--- begin Given data ---

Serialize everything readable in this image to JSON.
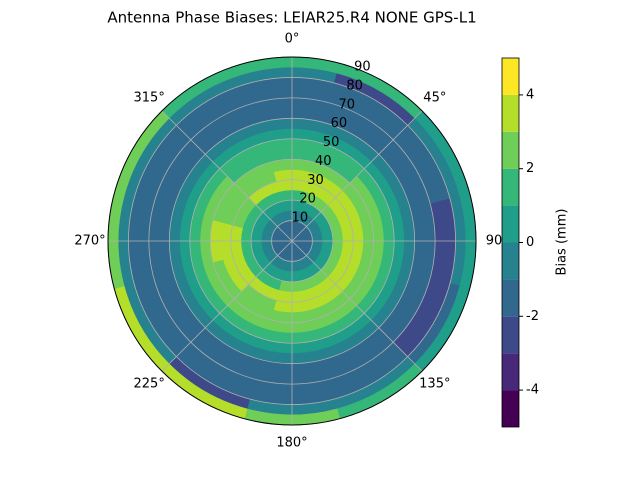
{
  "chart_data": {
    "type": "polar-contour",
    "title": "Antenna Phase Biases: LEIAR25.R4      NONE GPS-L1",
    "zenith": [
      2.5,
      7.5,
      12.5,
      17.5,
      22.5,
      27.5,
      32.5,
      37.5,
      42.5,
      47.5,
      52.5,
      57.5,
      62.5,
      67.5,
      72.5,
      77.5,
      82.5,
      87.5
    ],
    "azimuth": [
      0,
      30,
      60,
      90,
      120,
      150,
      180,
      210,
      240,
      270,
      300,
      330
    ],
    "values": [
      [
        -1.5,
        -1.5,
        -1.5,
        -1.5,
        -1.5,
        -1.5,
        -1.5,
        -1.5,
        -1.5,
        -1.5,
        -1.5,
        -1.5
      ],
      [
        -1.5,
        -1.5,
        -1.5,
        -1.5,
        -1.5,
        -1.5,
        -1.5,
        -1.5,
        -1.5,
        -1.5,
        -1.5,
        -1.5
      ],
      [
        -0.5,
        -0.5,
        -0.5,
        -0.5,
        -0.5,
        -0.5,
        -0.5,
        -0.5,
        -0.5,
        -0.5,
        -0.5,
        -0.5
      ],
      [
        0.5,
        0.5,
        0.5,
        0.5,
        0.5,
        0.5,
        0.5,
        0.5,
        0.5,
        0.5,
        0.5,
        0.5
      ],
      [
        1.5,
        2.5,
        2.5,
        2.5,
        2.5,
        2.5,
        2.5,
        1.5,
        1.5,
        1.5,
        1.5,
        1.5
      ],
      [
        3.5,
        3.5,
        3.5,
        3.5,
        3.5,
        3.5,
        3.5,
        3.5,
        3.5,
        3.5,
        2.5,
        3.5
      ],
      [
        3.5,
        3.5,
        3.5,
        3.5,
        3.5,
        3.5,
        3.5,
        2.5,
        3.5,
        3.5,
        2.5,
        2.5
      ],
      [
        2.5,
        2.5,
        2.5,
        2.5,
        2.5,
        2.5,
        2.5,
        2.5,
        2.5,
        3.5,
        2.5,
        2.5
      ],
      [
        1.5,
        1.5,
        2.5,
        2.5,
        2.5,
        2.5,
        2.5,
        2.5,
        2.5,
        2.5,
        2.5,
        1.5
      ],
      [
        1.5,
        1.5,
        1.5,
        1.5,
        1.5,
        1.5,
        1.5,
        1.5,
        1.5,
        1.5,
        1.5,
        1.5
      ],
      [
        0.5,
        0.5,
        0.5,
        0.5,
        0.5,
        0.5,
        0.5,
        0.5,
        0.5,
        0.5,
        0.5,
        0.5
      ],
      [
        -0.5,
        -0.5,
        -0.5,
        -0.5,
        -0.5,
        -0.5,
        -0.5,
        -0.5,
        -0.5,
        -0.5,
        -0.5,
        -0.5
      ],
      [
        -1.5,
        -1.5,
        -1.5,
        -1.5,
        -1.5,
        -1.5,
        -1.5,
        -1.5,
        -1.5,
        -1.5,
        -1.5,
        -1.5
      ],
      [
        -1.5,
        -1.5,
        -1.5,
        -1.5,
        -1.5,
        -1.5,
        -1.5,
        -1.5,
        -1.5,
        -1.5,
        -1.5,
        -1.5
      ],
      [
        -1.5,
        -1.5,
        -1.5,
        -2.5,
        -2.5,
        -1.5,
        -1.5,
        -1.5,
        -1.5,
        -1.5,
        -1.5,
        -1.5
      ],
      [
        -1.5,
        -1.5,
        -1.5,
        -2.5,
        -2.5,
        -1.5,
        -1.5,
        -1.5,
        -1.5,
        -1.5,
        -1.5,
        -1.5
      ],
      [
        -0.5,
        -2.5,
        -0.5,
        -0.5,
        -1.5,
        -0.5,
        -0.5,
        -2.5,
        -0.5,
        -0.5,
        -0.5,
        -0.5
      ],
      [
        1.5,
        1.5,
        0.5,
        0.5,
        0.5,
        1.5,
        2.5,
        3.5,
        3.5,
        2.5,
        2.5,
        1.5
      ]
    ],
    "rlim": [
      0,
      90
    ],
    "rticks": [
      10,
      20,
      30,
      40,
      50,
      60,
      70,
      80,
      90
    ],
    "aticks": [
      {
        "value": 0,
        "label": "0°"
      },
      {
        "value": 45,
        "label": "45°"
      },
      {
        "value": 90,
        "label": "90"
      },
      {
        "value": 135,
        "label": "135°"
      },
      {
        "value": 180,
        "label": "180°"
      },
      {
        "value": 225,
        "label": "225°"
      },
      {
        "value": 270,
        "label": "270°"
      },
      {
        "value": 315,
        "label": "315°"
      }
    ],
    "levels": [
      -5,
      -4,
      -3,
      -2,
      -1,
      0,
      1,
      2,
      3,
      4,
      5
    ],
    "colors": [
      "#440154",
      "#482878",
      "#3e4989",
      "#31688e",
      "#26828e",
      "#1f9e89",
      "#35b779",
      "#6ece58",
      "#b5de2b",
      "#fde725"
    ],
    "colorbar_label": "Bias (mm)",
    "cticks": [
      -4,
      -2,
      0,
      2,
      4
    ],
    "grid": true
  }
}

--- end Given data ---

Direction
Repeat every record precisely. Any picture among them stays out of the copy.

Exercise answer
Serialize everything readable in this image to JSON.
{
  "chart_data": {
    "type": "polar-contour",
    "title": "Antenna Phase Biases: LEIAR25.R4      NONE GPS-L1",
    "zenith": [
      2.5,
      7.5,
      12.5,
      17.5,
      22.5,
      27.5,
      32.5,
      37.5,
      42.5,
      47.5,
      52.5,
      57.5,
      62.5,
      67.5,
      72.5,
      77.5,
      82.5,
      87.5
    ],
    "azimuth": [
      0,
      30,
      60,
      90,
      120,
      150,
      180,
      210,
      240,
      270,
      300,
      330
    ],
    "values": [
      [
        -1.5,
        -1.5,
        -1.5,
        -1.5,
        -1.5,
        -1.5,
        -1.5,
        -1.5,
        -1.5,
        -1.5,
        -1.5,
        -1.5
      ],
      [
        -1.5,
        -1.5,
        -1.5,
        -1.5,
        -1.5,
        -1.5,
        -1.5,
        -1.5,
        -1.5,
        -1.5,
        -1.5,
        -1.5
      ],
      [
        -0.5,
        -0.5,
        -0.5,
        -0.5,
        -0.5,
        -0.5,
        -0.5,
        -0.5,
        -0.5,
        -0.5,
        -0.5,
        -0.5
      ],
      [
        0.5,
        0.5,
        0.5,
        0.5,
        0.5,
        0.5,
        0.5,
        0.5,
        0.5,
        0.5,
        0.5,
        0.5
      ],
      [
        1.5,
        2.5,
        2.5,
        2.5,
        2.5,
        2.5,
        2.5,
        1.5,
        1.5,
        1.5,
        1.5,
        1.5
      ],
      [
        3.5,
        3.5,
        3.5,
        3.5,
        3.5,
        3.5,
        3.5,
        3.5,
        3.5,
        3.5,
        2.5,
        3.5
      ],
      [
        3.5,
        3.5,
        3.5,
        3.5,
        3.5,
        3.5,
        3.5,
        2.5,
        3.5,
        3.5,
        2.5,
        2.5
      ],
      [
        2.5,
        2.5,
        2.5,
        2.5,
        2.5,
        2.5,
        2.5,
        2.5,
        2.5,
        3.5,
        2.5,
        2.5
      ],
      [
        1.5,
        1.5,
        2.5,
        2.5,
        2.5,
        2.5,
        2.5,
        2.5,
        2.5,
        2.5,
        2.5,
        1.5
      ],
      [
        1.5,
        1.5,
        1.5,
        1.5,
        1.5,
        1.5,
        1.5,
        1.5,
        1.5,
        1.5,
        1.5,
        1.5
      ],
      [
        0.5,
        0.5,
        0.5,
        0.5,
        0.5,
        0.5,
        0.5,
        0.5,
        0.5,
        0.5,
        0.5,
        0.5
      ],
      [
        -0.5,
        -0.5,
        -0.5,
        -0.5,
        -0.5,
        -0.5,
        -0.5,
        -0.5,
        -0.5,
        -0.5,
        -0.5,
        -0.5
      ],
      [
        -1.5,
        -1.5,
        -1.5,
        -1.5,
        -1.5,
        -1.5,
        -1.5,
        -1.5,
        -1.5,
        -1.5,
        -1.5,
        -1.5
      ],
      [
        -1.5,
        -1.5,
        -1.5,
        -1.5,
        -1.5,
        -1.5,
        -1.5,
        -1.5,
        -1.5,
        -1.5,
        -1.5,
        -1.5
      ],
      [
        -1.5,
        -1.5,
        -1.5,
        -2.5,
        -2.5,
        -1.5,
        -1.5,
        -1.5,
        -1.5,
        -1.5,
        -1.5,
        -1.5
      ],
      [
        -1.5,
        -1.5,
        -1.5,
        -2.5,
        -2.5,
        -1.5,
        -1.5,
        -1.5,
        -1.5,
        -1.5,
        -1.5,
        -1.5
      ],
      [
        -0.5,
        -2.5,
        -0.5,
        -0.5,
        -1.5,
        -0.5,
        -0.5,
        -2.5,
        -0.5,
        -0.5,
        -0.5,
        -0.5
      ],
      [
        1.5,
        1.5,
        0.5,
        0.5,
        0.5,
        1.5,
        2.5,
        3.5,
        3.5,
        2.5,
        2.5,
        1.5
      ]
    ],
    "rlim": [
      0,
      90
    ],
    "rticks": [
      10,
      20,
      30,
      40,
      50,
      60,
      70,
      80,
      90
    ],
    "aticks": [
      {
        "value": 0,
        "label": "0°"
      },
      {
        "value": 45,
        "label": "45°"
      },
      {
        "value": 90,
        "label": "90"
      },
      {
        "value": 135,
        "label": "135°"
      },
      {
        "value": 180,
        "label": "180°"
      },
      {
        "value": 225,
        "label": "225°"
      },
      {
        "value": 270,
        "label": "270°"
      },
      {
        "value": 315,
        "label": "315°"
      }
    ],
    "levels": [
      -5,
      -4,
      -3,
      -2,
      -1,
      0,
      1,
      2,
      3,
      4,
      5
    ],
    "colors": [
      "#440154",
      "#482878",
      "#3e4989",
      "#31688e",
      "#26828e",
      "#1f9e89",
      "#35b779",
      "#6ece58",
      "#b5de2b",
      "#fde725"
    ],
    "colorbar_label": "Bias (mm)",
    "cticks": [
      -4,
      -2,
      0,
      2,
      4
    ],
    "grid": true
  }
}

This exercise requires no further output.